Exercise directions:
Extract every line from the records below that contains the word "panel".

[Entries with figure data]
:::::
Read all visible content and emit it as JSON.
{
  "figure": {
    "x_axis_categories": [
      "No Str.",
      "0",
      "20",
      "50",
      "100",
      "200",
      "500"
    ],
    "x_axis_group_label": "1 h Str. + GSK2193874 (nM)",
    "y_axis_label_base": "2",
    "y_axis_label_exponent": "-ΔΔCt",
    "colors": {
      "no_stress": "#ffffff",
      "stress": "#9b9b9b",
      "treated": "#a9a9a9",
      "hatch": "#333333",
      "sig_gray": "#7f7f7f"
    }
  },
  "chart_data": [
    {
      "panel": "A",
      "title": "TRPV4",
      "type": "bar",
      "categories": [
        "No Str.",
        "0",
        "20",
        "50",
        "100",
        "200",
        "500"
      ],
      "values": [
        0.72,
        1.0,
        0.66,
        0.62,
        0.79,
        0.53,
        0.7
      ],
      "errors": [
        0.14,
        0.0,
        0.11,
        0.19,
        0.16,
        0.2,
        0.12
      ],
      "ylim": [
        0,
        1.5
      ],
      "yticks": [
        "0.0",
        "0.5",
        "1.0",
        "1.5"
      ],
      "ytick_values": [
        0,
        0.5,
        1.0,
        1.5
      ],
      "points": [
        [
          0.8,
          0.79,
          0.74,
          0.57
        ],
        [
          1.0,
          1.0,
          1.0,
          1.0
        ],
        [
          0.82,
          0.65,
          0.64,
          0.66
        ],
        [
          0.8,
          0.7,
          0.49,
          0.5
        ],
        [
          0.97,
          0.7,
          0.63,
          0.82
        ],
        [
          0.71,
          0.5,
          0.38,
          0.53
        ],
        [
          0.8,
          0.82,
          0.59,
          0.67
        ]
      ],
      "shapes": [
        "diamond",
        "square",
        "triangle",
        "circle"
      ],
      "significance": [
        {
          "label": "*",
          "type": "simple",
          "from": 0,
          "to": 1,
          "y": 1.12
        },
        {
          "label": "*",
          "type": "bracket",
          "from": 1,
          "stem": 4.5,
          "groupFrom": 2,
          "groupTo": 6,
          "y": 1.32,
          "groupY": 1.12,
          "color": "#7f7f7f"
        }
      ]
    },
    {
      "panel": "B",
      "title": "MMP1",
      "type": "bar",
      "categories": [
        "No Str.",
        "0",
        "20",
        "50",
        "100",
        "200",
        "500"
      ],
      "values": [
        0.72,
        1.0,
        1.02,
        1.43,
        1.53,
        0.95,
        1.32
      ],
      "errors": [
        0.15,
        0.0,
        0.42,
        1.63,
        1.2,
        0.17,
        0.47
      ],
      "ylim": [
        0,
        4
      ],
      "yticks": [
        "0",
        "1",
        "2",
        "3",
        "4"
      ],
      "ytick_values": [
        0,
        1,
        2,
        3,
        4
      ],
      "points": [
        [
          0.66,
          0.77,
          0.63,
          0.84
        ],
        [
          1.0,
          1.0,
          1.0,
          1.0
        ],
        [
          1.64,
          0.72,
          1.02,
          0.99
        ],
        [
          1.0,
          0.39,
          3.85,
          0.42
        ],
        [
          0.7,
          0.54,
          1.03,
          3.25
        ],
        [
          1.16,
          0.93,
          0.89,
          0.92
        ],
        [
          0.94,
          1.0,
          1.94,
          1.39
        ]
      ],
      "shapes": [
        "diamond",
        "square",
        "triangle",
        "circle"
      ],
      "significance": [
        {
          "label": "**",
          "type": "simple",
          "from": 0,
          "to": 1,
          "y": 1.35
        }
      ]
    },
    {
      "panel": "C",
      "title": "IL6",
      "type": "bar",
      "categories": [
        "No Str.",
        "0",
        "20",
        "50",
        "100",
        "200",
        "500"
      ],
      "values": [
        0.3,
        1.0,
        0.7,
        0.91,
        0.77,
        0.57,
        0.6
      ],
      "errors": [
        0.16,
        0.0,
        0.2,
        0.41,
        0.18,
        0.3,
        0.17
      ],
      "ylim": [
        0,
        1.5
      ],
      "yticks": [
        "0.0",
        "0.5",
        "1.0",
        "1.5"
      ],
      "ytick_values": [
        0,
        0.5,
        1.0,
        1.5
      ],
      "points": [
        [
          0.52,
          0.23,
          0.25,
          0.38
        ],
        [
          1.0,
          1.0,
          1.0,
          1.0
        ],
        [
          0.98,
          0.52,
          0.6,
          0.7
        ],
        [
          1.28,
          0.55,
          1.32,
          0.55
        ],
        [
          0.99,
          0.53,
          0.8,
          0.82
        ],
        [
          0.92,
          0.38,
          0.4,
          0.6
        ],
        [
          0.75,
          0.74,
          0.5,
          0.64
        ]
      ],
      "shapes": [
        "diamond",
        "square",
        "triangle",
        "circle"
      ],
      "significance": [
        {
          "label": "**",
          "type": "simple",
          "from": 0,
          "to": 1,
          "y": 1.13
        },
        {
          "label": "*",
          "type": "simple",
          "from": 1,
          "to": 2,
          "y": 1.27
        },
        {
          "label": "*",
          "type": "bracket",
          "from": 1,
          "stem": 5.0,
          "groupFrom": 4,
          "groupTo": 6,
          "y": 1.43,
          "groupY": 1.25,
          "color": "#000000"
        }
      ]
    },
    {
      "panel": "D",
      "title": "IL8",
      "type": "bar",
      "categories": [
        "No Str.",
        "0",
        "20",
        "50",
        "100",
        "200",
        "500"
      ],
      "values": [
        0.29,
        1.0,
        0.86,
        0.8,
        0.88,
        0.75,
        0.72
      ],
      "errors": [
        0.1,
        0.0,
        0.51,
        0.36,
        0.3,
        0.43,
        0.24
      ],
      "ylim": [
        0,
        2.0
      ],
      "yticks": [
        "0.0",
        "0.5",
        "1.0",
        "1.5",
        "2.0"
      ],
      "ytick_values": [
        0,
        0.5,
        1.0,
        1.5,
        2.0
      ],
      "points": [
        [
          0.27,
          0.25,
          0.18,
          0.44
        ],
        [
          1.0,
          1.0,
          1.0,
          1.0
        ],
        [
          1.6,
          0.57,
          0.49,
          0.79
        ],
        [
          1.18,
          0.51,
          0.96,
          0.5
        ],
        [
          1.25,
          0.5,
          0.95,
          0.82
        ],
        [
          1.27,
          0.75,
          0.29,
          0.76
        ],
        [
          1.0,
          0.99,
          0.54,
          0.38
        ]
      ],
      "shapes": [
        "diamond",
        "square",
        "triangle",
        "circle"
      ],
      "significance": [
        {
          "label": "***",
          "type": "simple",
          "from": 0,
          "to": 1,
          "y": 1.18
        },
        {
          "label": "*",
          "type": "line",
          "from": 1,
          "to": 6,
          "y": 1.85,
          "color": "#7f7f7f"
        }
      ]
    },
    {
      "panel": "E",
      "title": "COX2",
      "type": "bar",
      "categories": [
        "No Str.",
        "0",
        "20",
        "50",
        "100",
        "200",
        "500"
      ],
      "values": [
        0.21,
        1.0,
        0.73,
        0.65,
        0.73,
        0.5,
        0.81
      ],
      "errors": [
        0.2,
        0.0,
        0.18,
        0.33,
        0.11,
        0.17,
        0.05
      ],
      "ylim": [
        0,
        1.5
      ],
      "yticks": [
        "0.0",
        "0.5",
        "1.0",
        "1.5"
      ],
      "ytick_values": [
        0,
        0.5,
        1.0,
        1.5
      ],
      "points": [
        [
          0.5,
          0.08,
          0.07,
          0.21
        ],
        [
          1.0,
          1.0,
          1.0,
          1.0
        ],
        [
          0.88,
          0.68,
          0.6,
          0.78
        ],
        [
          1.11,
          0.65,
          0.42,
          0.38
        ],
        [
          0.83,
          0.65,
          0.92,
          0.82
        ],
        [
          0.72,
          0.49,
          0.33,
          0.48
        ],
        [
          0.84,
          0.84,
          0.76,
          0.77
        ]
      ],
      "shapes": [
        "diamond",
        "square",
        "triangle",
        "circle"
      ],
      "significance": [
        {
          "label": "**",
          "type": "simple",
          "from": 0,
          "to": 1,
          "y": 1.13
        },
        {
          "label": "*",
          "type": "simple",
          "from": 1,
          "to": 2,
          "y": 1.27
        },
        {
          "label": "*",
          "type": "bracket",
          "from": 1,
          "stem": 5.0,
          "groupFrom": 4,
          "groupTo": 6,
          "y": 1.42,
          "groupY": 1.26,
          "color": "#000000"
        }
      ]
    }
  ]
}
:::::
Exercise result:
      "panel": "A",
      "panel": "B",
      "panel": "C",
      "panel": "D",
      "panel": "E",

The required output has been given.